**INSTRUCTIONS TO FOLLOW**
The records below must be transcribed exactly. Do not include the pictures.

>> start

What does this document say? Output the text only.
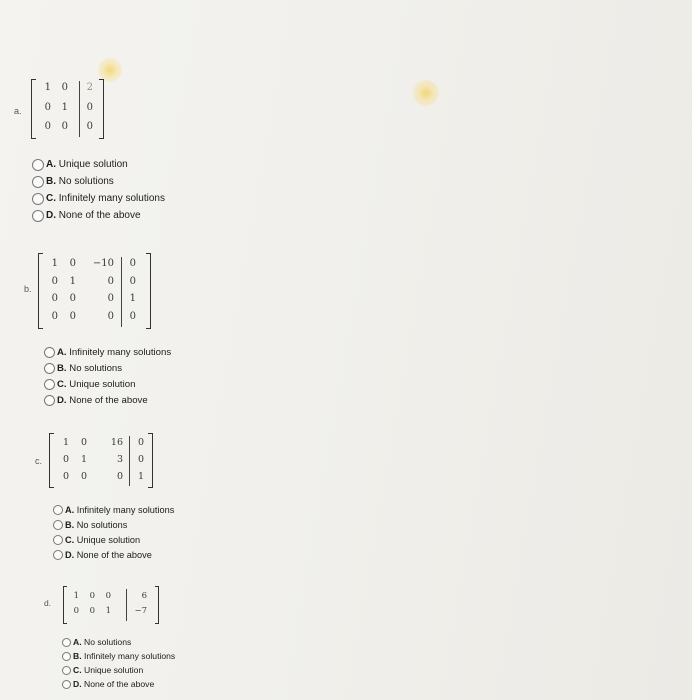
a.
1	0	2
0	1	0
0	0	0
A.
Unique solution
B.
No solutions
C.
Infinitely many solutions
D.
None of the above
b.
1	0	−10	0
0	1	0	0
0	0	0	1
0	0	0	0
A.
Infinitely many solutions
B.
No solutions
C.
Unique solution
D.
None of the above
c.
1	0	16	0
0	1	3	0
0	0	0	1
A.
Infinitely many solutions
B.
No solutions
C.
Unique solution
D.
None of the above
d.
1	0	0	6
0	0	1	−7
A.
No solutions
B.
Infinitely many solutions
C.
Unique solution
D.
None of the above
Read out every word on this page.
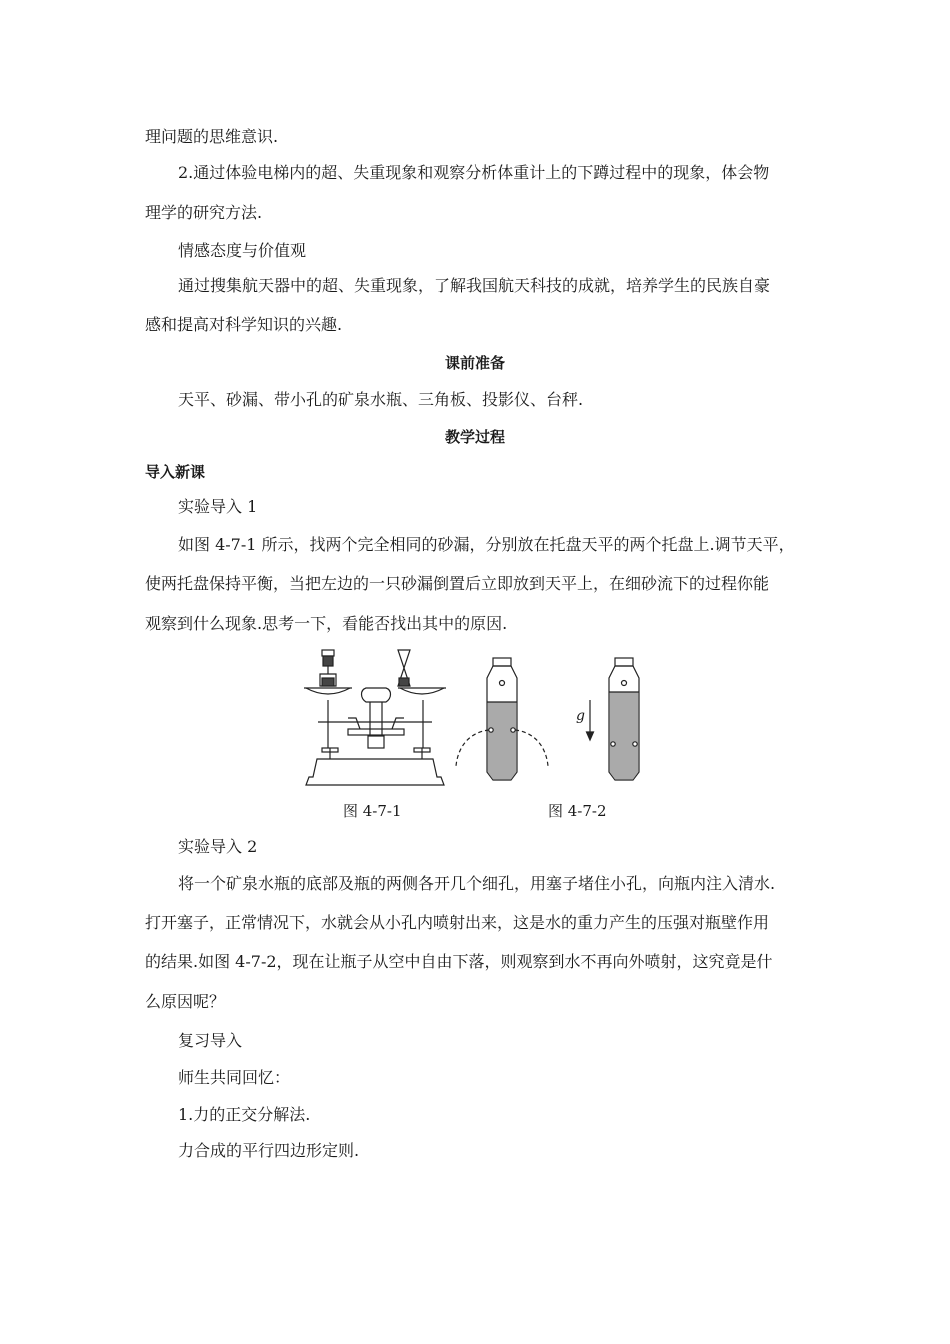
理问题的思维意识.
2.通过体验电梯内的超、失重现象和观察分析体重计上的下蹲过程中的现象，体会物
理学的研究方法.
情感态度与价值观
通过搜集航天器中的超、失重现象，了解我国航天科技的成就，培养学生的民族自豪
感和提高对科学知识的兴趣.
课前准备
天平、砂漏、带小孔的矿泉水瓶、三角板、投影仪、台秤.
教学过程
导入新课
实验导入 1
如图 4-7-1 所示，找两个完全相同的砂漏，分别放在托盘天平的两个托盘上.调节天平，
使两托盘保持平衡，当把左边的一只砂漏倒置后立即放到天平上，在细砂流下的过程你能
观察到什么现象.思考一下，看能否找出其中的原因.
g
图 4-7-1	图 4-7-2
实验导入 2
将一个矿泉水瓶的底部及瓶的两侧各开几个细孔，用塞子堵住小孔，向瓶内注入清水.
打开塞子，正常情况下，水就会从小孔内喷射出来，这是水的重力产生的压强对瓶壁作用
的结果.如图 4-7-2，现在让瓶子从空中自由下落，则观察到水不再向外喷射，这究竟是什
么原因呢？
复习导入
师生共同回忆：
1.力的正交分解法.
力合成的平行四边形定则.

>> end

**SOLUTION FOR THIS EXERCISE**
What does this document say? Output the text only.
a.
1	0	2
0	1	0
0	0	0
A.
Unique solution
B.
No solutions
C.
Infinitely many solutions
D.
None of the above
b.
1	0	−10	0
0	1	0	0
0	0	0	1
0	0	0	0
A.
Infinitely many solutions
B.
No solutions
C.
Unique solution
D.
None of the above
c.
1	0	16	0
0	1	3	0
0	0	0	1
A.
Infinitely many solutions
B.
No solutions
C.
Unique solution
D.
None of the above
d.
1	0	0	6
0	0	1	−7
A.
No solutions
B.
Infinitely many solutions
C.
Unique solution
D.
None of the above
Read out every word on this page.
理问题的思维意识.
2.通过体验电梯内的超、失重现象和观察分析体重计上的下蹲过程中的现象，体会物
理学的研究方法.
情感态度与价值观
通过搜集航天器中的超、失重现象，了解我国航天科技的成就，培养学生的民族自豪
感和提高对科学知识的兴趣.
课前准备
天平、砂漏、带小孔的矿泉水瓶、三角板、投影仪、台秤.
教学过程
导入新课
实验导入 1
如图 4-7-1 所示，找两个完全相同的砂漏，分别放在托盘天平的两个托盘上.调节天平，
使两托盘保持平衡，当把左边的一只砂漏倒置后立即放到天平上，在细砂流下的过程你能
观察到什么现象.思考一下，看能否找出其中的原因.
g
图 4-7-1	图 4-7-2
实验导入 2
将一个矿泉水瓶的底部及瓶的两侧各开几个细孔，用塞子堵住小孔，向瓶内注入清水.
打开塞子，正常情况下，水就会从小孔内喷射出来，这是水的重力产生的压强对瓶壁作用
的结果.如图 4-7-2，现在让瓶子从空中自由下落，则观察到水不再向外喷射，这究竟是什
么原因呢？
复习导入
师生共同回忆：
1.力的正交分解法.
力合成的平行四边形定则.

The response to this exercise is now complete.